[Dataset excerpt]
--- Start ---

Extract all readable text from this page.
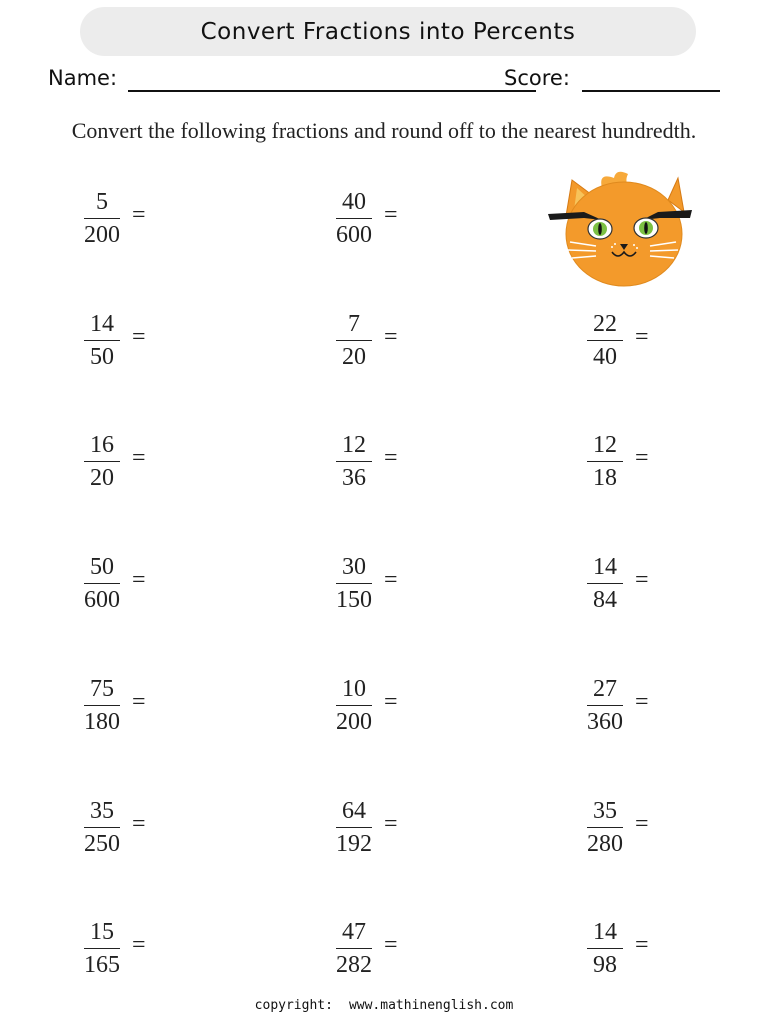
Convert Fractions into Percents
Name:	Score:
Convert the following fractions and round off to the nearest hundredth.
5
200
=	40
600
=
14
50
=	7
20
=	22
40
=
16
20
=	12
36
=	12
18
=
50
600
=	30
150
=	14
84
=
75
180
=	10
200
=	27
360
=
35
250
=	64
192
=	35
280
=
15
165
=	47
282
=	14
98
=
copyright: www.mathinenglish.com
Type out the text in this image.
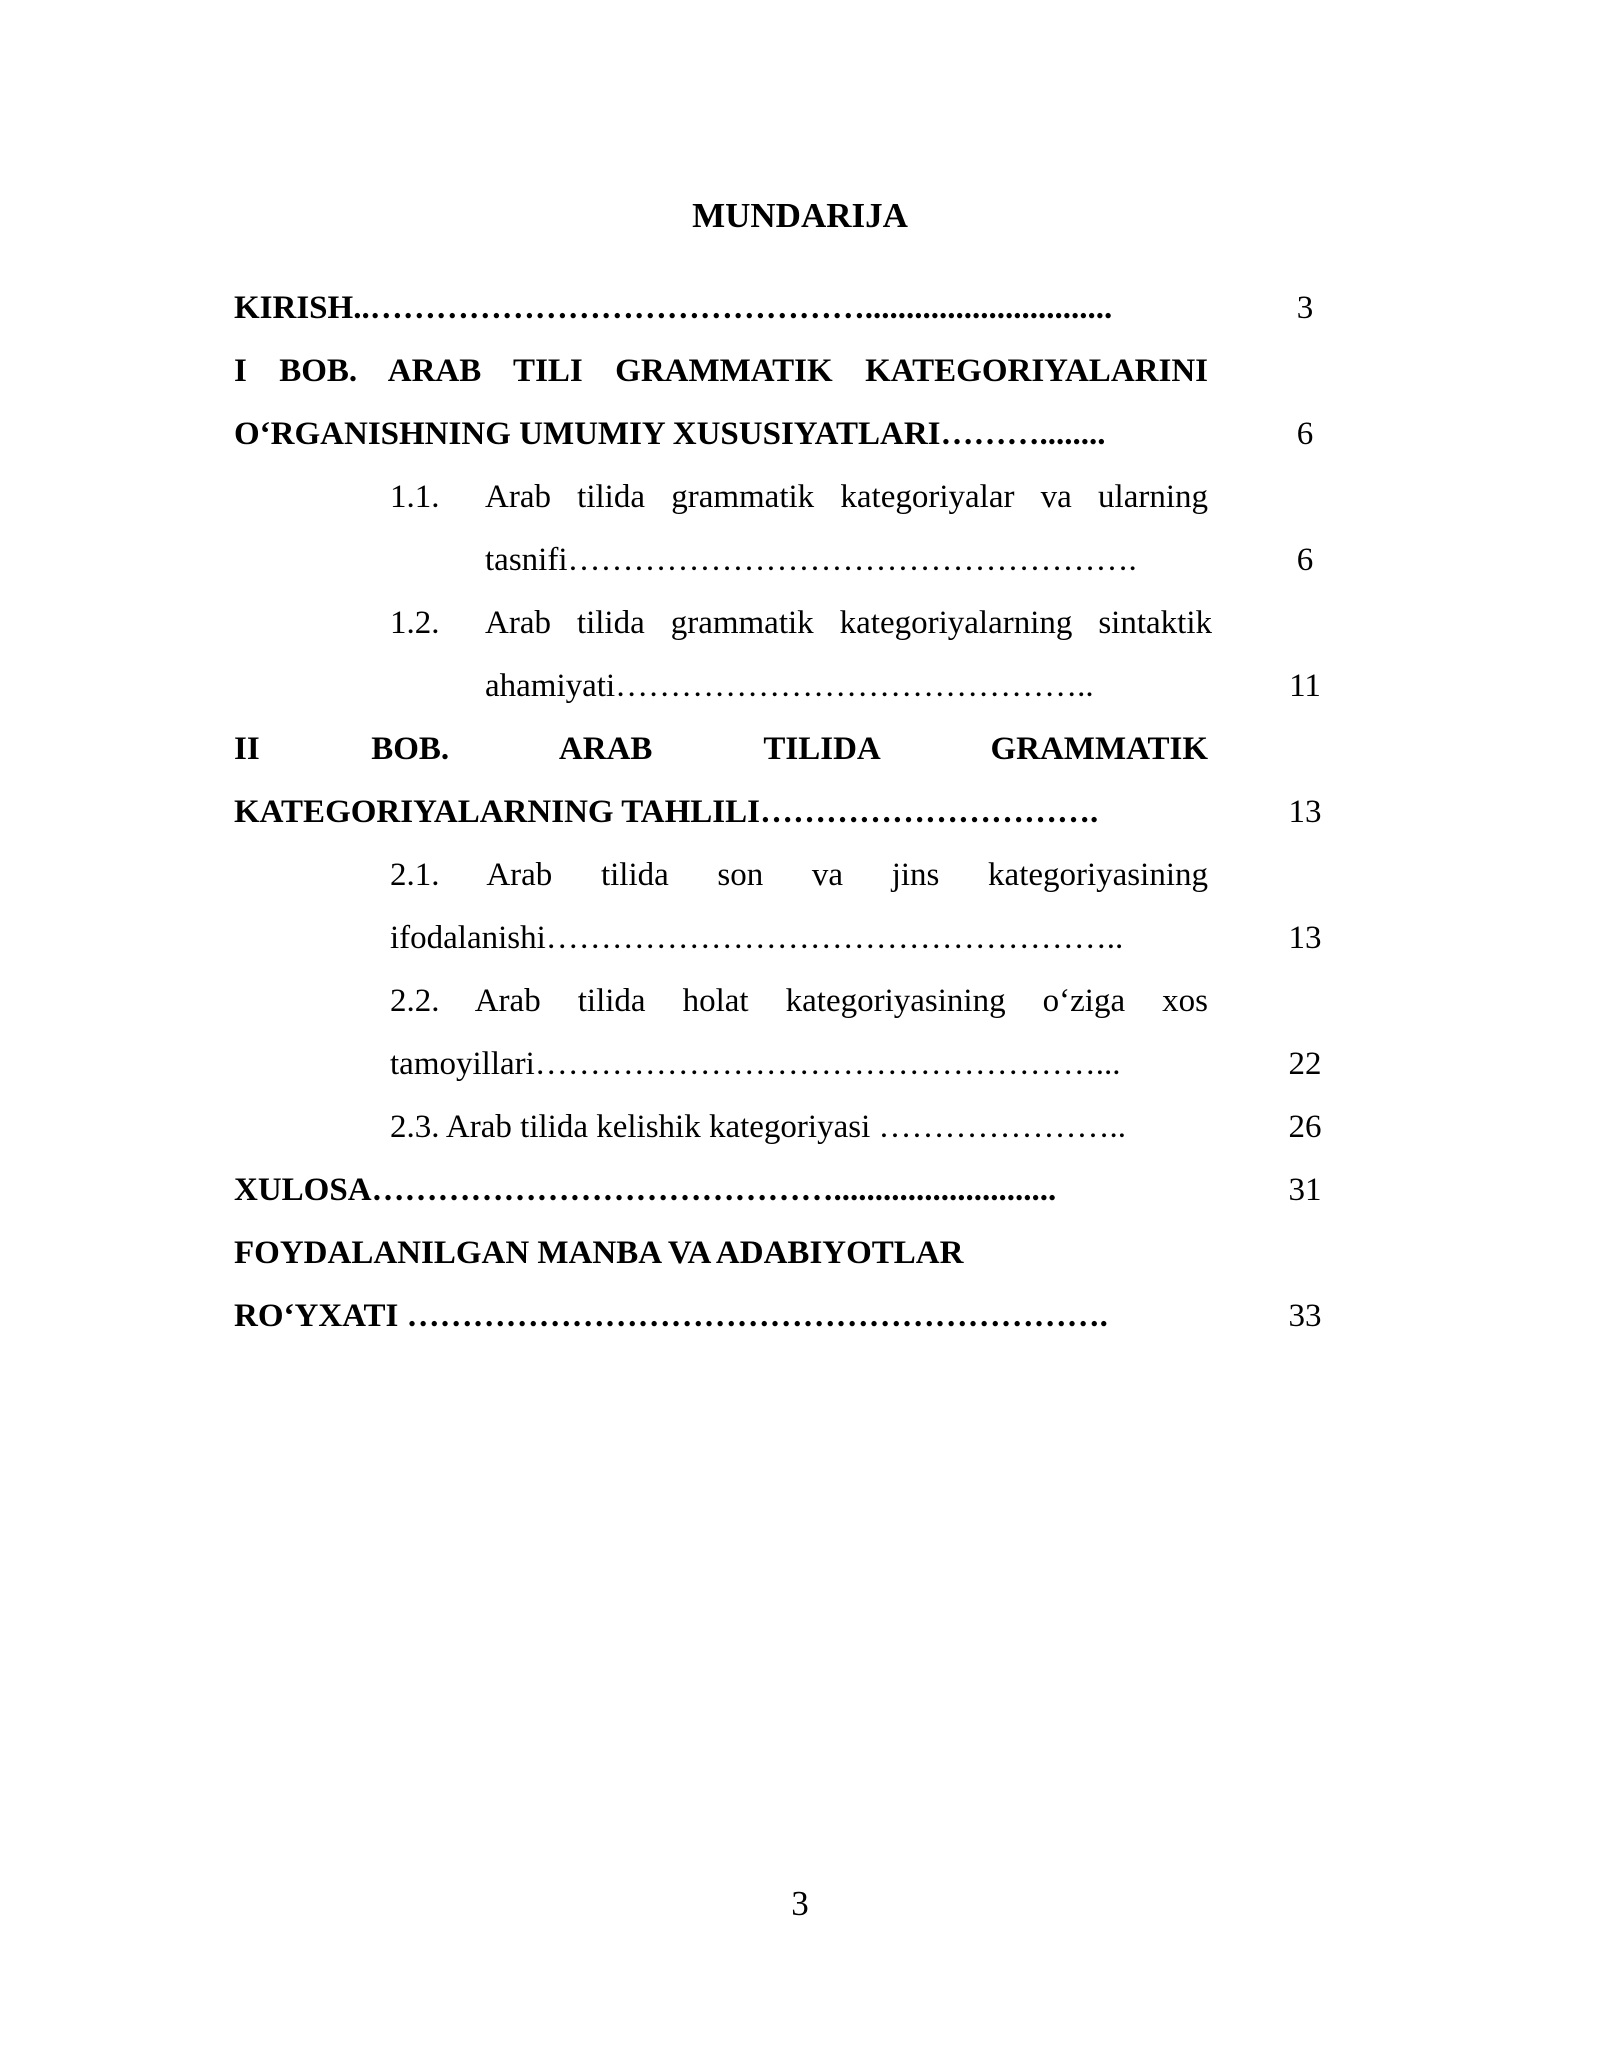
MUNDARIJA
KIRISH..………………………………………..............................	3
I BOB. ARAB TILI GRAMMATIK KATEGORIYALARINI
O‘RGANISHNING UMUMIY XUSUSIYATLARI………........	6
1.1. Arab tilida grammatik kategoriyalar va ularning
tasnifi…………………………………………….	6
1.2. Arab tilida grammatik kategoriyalarning sintaktik
ahamiyati……………………………………..	11
II BOB. ARAB TILIDA GRAMMATIK
KATEGORIYALARNING TAHLILI………………………….	13
2.1. Arab tilida son va jins kategoriyasining
ifodalanishi……………………………………………..	13
2.2. Arab tilida holat kategoriyasining o‘ziga xos
tamoyillari……………………………………………...	22
2.3. Arab tilida kelishik kategoriyasi …………………..	26
XULOSA……………………………………...........................	31
FOYDALANILGAN MANBA VA ADABIYOTLAR
RO‘YXATI ……………………………………………………….	33
3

--- End ---

Directions
Omit any images, then output the listing exactly.

Reply to the exercise
Extract all readable text from this page.
Convert Fractions into Percents
Name:	Score:
Convert the following fractions and round off to the nearest hundredth.
5
200
=	40
600
=
14
50
=	7
20
=	22
40
=
16
20
=	12
36
=	12
18
=
50
600
=	30
150
=	14
84
=
75
180
=	10
200
=	27
360
=
35
250
=	64
192
=	35
280
=
15
165
=	47
282
=	14
98
=
copyright: www.mathinenglish.com
Type out the text in this image.
MUNDARIJA
KIRISH..………………………………………..............................	3
I BOB. ARAB TILI GRAMMATIK KATEGORIYALARINI
O‘RGANISHNING UMUMIY XUSUSIYATLARI………........	6
1.1. Arab tilida grammatik kategoriyalar va ularning
tasnifi…………………………………………….	6
1.2. Arab tilida grammatik kategoriyalarning sintaktik
ahamiyati……………………………………..	11
II BOB. ARAB TILIDA GRAMMATIK
KATEGORIYALARNING TAHLILI………………………….	13
2.1. Arab tilida son va jins kategoriyasining
ifodalanishi……………………………………………..	13
2.2. Arab tilida holat kategoriyasining o‘ziga xos
tamoyillari……………………………………………...	22
2.3. Arab tilida kelishik kategoriyasi …………………..	26
XULOSA……………………………………...........................	31
FOYDALANILGAN MANBA VA ADABIYOTLAR
RO‘YXATI ……………………………………………………….	33
3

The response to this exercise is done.